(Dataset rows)
>>>>
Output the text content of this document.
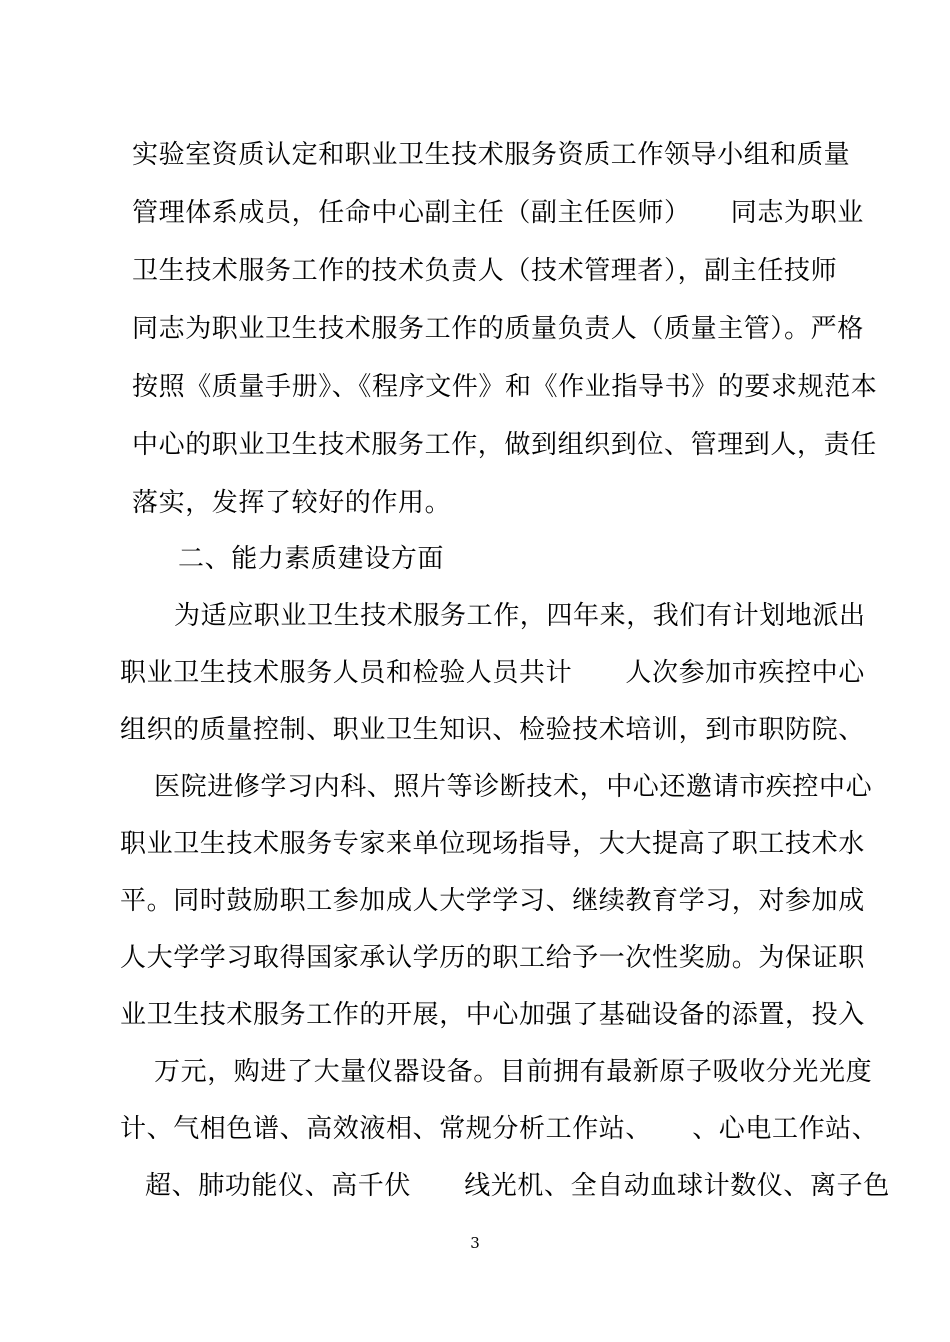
实验室资质认定和职业卫生技术服务资质工作领导小组和质量
管理体系成员，任命中心副主任（副主任医师）　　同志为职业
卫生技术服务工作的技术负责人（技术管理者），副主任技师
同志为职业卫生技术服务工作的质量负责人（质量主管）。严格
按照《质量手册》、《程序文件》和《作业指导书》的要求规范本
中心的职业卫生技术服务工作，做到组织到位、管理到人，责任
落实，发挥了较好的作用。
二、能力素质建设方面
为适应职业卫生技术服务工作，四年来，我们有计划地派出
职业卫生技术服务人员和检验人员共计　　人次参加市疾控中心
组织的质量控制、职业卫生知识、检验技术培训，到市职防院、
医院进修学习内科、照片等诊断技术，中心还邀请市疾控中心
职业卫生技术服务专家来单位现场指导，大大提高了职工技术水
平。同时鼓励职工参加成人大学学习、继续教育学习，对参加成
人大学学习取得国家承认学历的职工给予一次性奖励。为保证职
业卫生技术服务工作的开展，中心加强了基础设备的添置，投入
万元，购进了大量仪器设备。目前拥有最新原子吸收分光光度
计、气相色谱、高效液相、常规分析工作站、　　、心电工作站、
超、肺功能仪、高千伏　　线光机、全自动血球计数仪、离子色
3
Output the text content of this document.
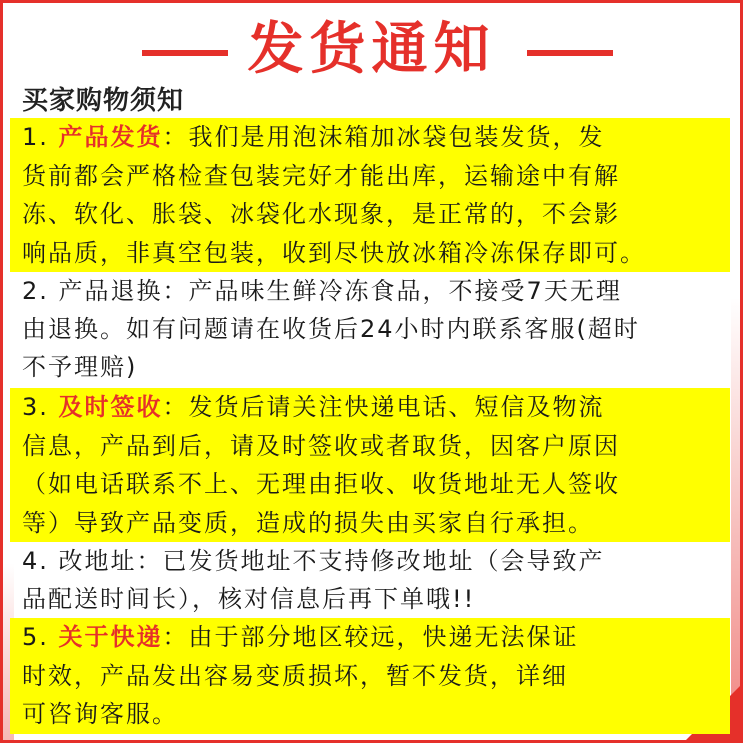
发货通知
买家购物须知
1. 产品发货：我们是用泡沫箱加冰袋包装发货，发
货前都会严格检查包装完好才能出库，运输途中有解
冻、软化、胀袋、冰袋化水现象，是正常的，不会影
响品质，非真空包装，收到尽快放冰箱冷冻保存即可。
2. 产品退换：产品味生鲜冷冻食品，不接受7天无理
由退换。如有问题请在收货后24小时内联系客服(超时
不予理赔)
3. 及时签收：发货后请关注快递电话、短信及物流
信息，产品到后，请及时签收或者取货，因客户原因
（如电话联系不上、无理由拒收、收货地址无人签收
等）导致产品变质，造成的损失由买家自行承担。
4. 改地址：已发货地址不支持修改地址（会导致产
品配送时间长），核对信息后再下单哦!!
5. 关于快递：由于部分地区较远，快递无法保证
时效，产品发出容易变质损坏，暂不发货，详细
可咨询客服。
<<<<
### Set task
Leave the pictures out and copy the rest of the data exactly.

### The answer
Output the text content of this document.
实验室资质认定和职业卫生技术服务资质工作领导小组和质量
管理体系成员，任命中心副主任（副主任医师）　　同志为职业
卫生技术服务工作的技术负责人（技术管理者），副主任技师
同志为职业卫生技术服务工作的质量负责人（质量主管）。严格
按照《质量手册》、《程序文件》和《作业指导书》的要求规范本
中心的职业卫生技术服务工作，做到组织到位、管理到人，责任
落实，发挥了较好的作用。
二、能力素质建设方面
为适应职业卫生技术服务工作，四年来，我们有计划地派出
职业卫生技术服务人员和检验人员共计　　人次参加市疾控中心
组织的质量控制、职业卫生知识、检验技术培训，到市职防院、
医院进修学习内科、照片等诊断技术，中心还邀请市疾控中心
职业卫生技术服务专家来单位现场指导，大大提高了职工技术水
平。同时鼓励职工参加成人大学学习、继续教育学习，对参加成
人大学学习取得国家承认学历的职工给予一次性奖励。为保证职
业卫生技术服务工作的开展，中心加强了基础设备的添置，投入
万元，购进了大量仪器设备。目前拥有最新原子吸收分光光度
计、气相色谱、高效液相、常规分析工作站、　　、心电工作站、
超、肺功能仪、高千伏　　线光机、全自动血球计数仪、离子色
3
Output the text content of this document.
发货通知
买家购物须知
1. 产品发货：我们是用泡沫箱加冰袋包装发货，发
货前都会严格检查包装完好才能出库，运输途中有解
冻、软化、胀袋、冰袋化水现象，是正常的，不会影
响品质，非真空包装，收到尽快放冰箱冷冻保存即可。
2. 产品退换：产品味生鲜冷冻食品，不接受7天无理
由退换。如有问题请在收货后24小时内联系客服(超时
不予理赔)
3. 及时签收：发货后请关注快递电话、短信及物流
信息，产品到后，请及时签收或者取货，因客户原因
（如电话联系不上、无理由拒收、收货地址无人签收
等）导致产品变质，造成的损失由买家自行承担。
4. 改地址：已发货地址不支持修改地址（会导致产
品配送时间长），核对信息后再下单哦!!
5. 关于快递：由于部分地区较远，快递无法保证
时效，产品发出容易变质损坏，暂不发货，详细
可咨询客服。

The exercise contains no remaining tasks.